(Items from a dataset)
========

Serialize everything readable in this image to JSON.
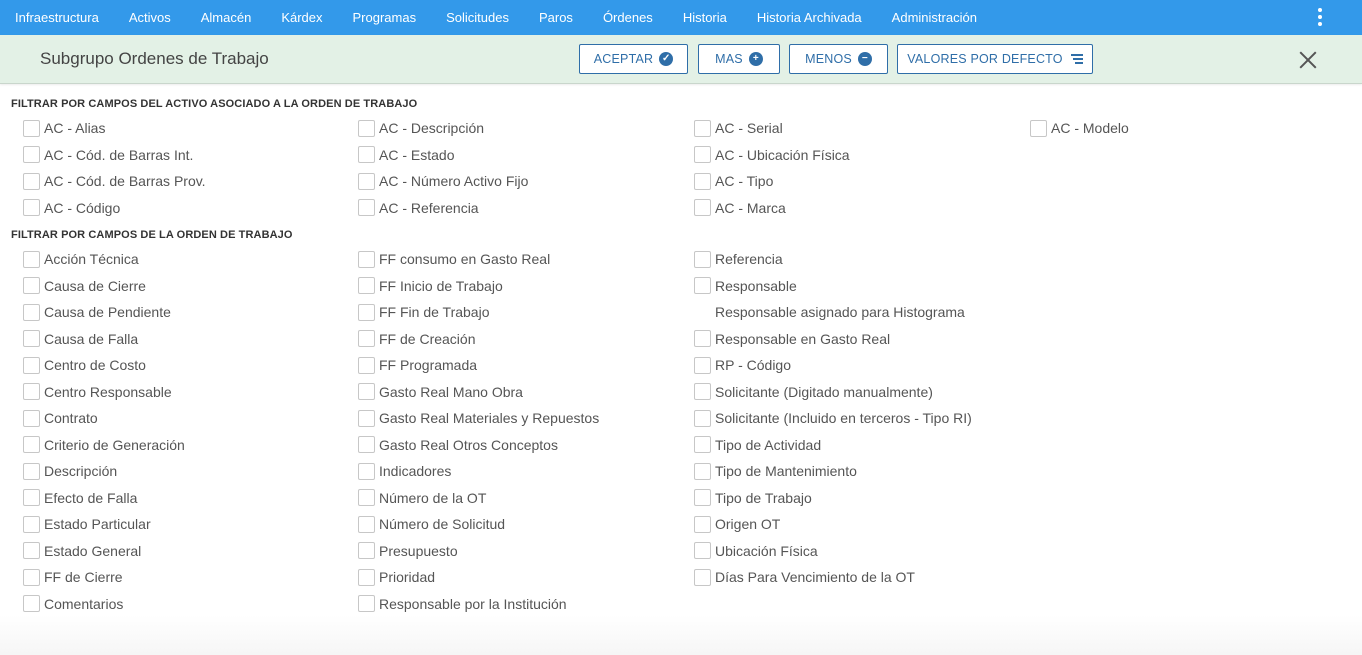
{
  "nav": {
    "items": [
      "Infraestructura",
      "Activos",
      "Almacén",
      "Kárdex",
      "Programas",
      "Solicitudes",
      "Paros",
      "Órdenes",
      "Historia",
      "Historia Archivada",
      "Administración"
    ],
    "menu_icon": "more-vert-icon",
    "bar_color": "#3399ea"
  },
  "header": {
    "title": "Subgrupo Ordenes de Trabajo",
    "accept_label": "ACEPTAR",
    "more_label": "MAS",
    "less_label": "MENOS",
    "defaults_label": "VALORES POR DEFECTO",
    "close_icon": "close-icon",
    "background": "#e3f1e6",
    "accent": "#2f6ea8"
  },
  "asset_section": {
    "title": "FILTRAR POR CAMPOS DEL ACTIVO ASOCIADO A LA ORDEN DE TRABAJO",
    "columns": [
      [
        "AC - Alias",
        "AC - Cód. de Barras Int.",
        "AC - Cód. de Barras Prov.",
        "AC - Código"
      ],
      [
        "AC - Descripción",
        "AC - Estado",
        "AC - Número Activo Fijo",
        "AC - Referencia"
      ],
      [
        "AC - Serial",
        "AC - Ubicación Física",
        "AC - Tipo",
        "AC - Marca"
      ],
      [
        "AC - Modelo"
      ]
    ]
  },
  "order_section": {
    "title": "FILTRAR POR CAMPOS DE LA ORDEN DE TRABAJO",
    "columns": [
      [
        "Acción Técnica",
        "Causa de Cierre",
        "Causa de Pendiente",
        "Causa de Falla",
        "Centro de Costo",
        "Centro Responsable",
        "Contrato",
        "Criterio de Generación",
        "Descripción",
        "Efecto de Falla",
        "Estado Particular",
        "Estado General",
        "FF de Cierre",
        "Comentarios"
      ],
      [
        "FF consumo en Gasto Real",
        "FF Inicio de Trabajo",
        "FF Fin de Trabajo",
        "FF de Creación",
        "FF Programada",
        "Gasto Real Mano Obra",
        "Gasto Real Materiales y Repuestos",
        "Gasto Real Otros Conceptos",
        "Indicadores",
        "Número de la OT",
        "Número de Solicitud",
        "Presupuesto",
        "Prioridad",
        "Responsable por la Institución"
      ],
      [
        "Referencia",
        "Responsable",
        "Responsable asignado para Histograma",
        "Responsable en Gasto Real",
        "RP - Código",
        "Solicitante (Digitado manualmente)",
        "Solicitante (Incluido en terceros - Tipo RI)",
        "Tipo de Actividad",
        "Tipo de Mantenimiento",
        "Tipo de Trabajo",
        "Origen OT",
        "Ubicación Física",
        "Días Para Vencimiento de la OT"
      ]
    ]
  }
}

========

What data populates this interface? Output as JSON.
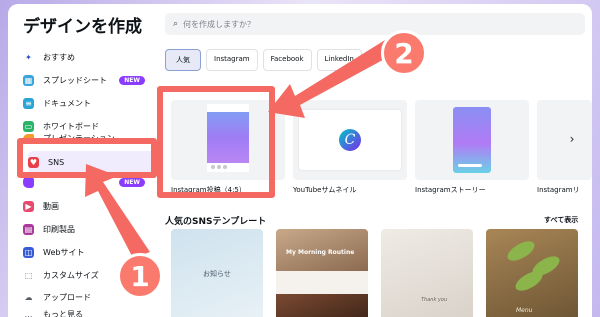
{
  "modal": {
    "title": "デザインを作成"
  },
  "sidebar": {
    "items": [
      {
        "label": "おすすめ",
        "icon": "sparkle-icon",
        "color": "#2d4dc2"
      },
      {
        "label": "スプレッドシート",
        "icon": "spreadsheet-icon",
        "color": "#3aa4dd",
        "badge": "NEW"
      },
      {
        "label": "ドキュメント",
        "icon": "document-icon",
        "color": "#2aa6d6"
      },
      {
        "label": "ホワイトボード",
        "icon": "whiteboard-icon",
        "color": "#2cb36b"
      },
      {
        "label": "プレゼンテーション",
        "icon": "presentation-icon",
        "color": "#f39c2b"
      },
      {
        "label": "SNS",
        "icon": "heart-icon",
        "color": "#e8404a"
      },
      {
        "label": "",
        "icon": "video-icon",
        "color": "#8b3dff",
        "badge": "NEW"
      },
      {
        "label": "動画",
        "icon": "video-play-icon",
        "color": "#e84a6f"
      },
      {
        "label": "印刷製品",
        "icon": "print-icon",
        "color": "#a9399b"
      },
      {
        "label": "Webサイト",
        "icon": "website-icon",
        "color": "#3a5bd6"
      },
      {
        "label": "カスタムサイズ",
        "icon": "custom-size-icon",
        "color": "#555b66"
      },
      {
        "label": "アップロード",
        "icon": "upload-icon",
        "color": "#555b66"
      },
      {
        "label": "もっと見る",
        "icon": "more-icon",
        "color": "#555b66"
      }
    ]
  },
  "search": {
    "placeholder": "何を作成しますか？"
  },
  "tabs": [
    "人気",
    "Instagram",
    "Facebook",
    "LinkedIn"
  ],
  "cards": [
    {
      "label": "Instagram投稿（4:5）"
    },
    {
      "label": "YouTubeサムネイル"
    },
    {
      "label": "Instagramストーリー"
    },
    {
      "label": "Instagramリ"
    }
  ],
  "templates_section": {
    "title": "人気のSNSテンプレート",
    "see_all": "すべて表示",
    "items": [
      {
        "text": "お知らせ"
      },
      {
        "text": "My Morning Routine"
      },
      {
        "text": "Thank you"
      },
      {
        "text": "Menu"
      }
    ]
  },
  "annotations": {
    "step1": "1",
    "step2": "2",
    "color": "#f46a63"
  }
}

========

TO DO »
Write out every line of the listing that holds the word "title".

THE SOLUTION »
    "title": "Subgrupo Ordenes de Trabajo",
    "title": "FILTRAR POR CAMPOS DEL ACTIVO ASOCIADO A LA ORDEN DE TRABAJO",
    "title": "FILTRAR POR CAMPOS DE LA ORDEN DE TRABAJO",
    "title": "デザインを作成"
    "title": "人気のSNSテンプレート",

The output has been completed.